(Given task):
Collect each line holding the string "source".

---------- Data excerpts ----------

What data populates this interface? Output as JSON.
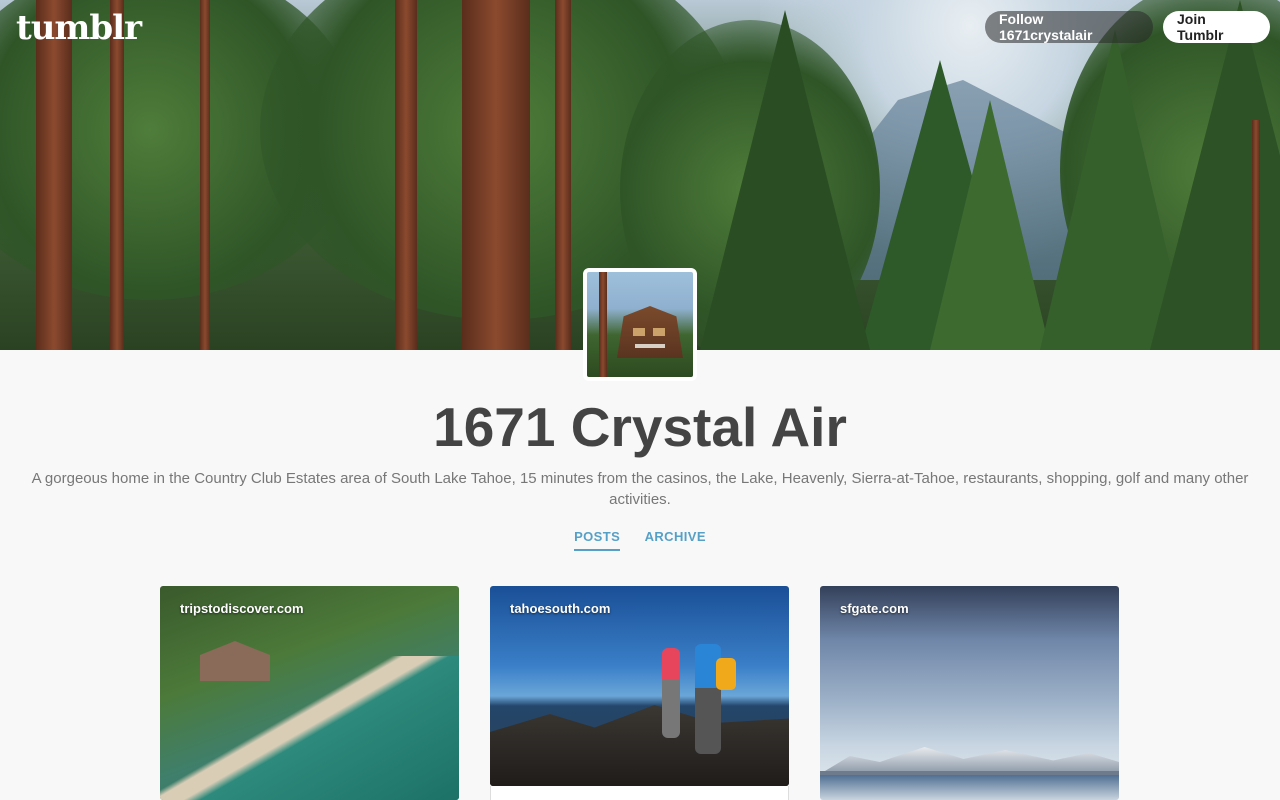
{
  "header": {
    "logo_text": "tumblr",
    "follow_label": "Follow 1671crystalair",
    "join_label": "Join Tumblr"
  },
  "blog": {
    "title": "1671 Crystal Air",
    "description": "A gorgeous home in the Country Club Estates area of South Lake Tahoe, 15 minutes from the casinos, the Lake, Heavenly, Sierra-at-Tahoe, restaurants, shopping, golf and many other activities."
  },
  "nav": {
    "tabs": [
      {
        "label": "POSTS",
        "active": true
      },
      {
        "label": "ARCHIVE",
        "active": false
      }
    ]
  },
  "posts": [
    {
      "source": "tripstodiscover.com"
    },
    {
      "source": "tahoesouth.com"
    },
    {
      "source": "sfgate.com"
    }
  ],
  "colors": {
    "accent": "#56a0c7",
    "title": "#444444",
    "description": "#777777",
    "background": "#f8f8f8"
  }
}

----------

(Output for this exercise):
      "source": "tripstodiscover.com"
      "source": "tahoesouth.com"
      "source": "sfgate.com"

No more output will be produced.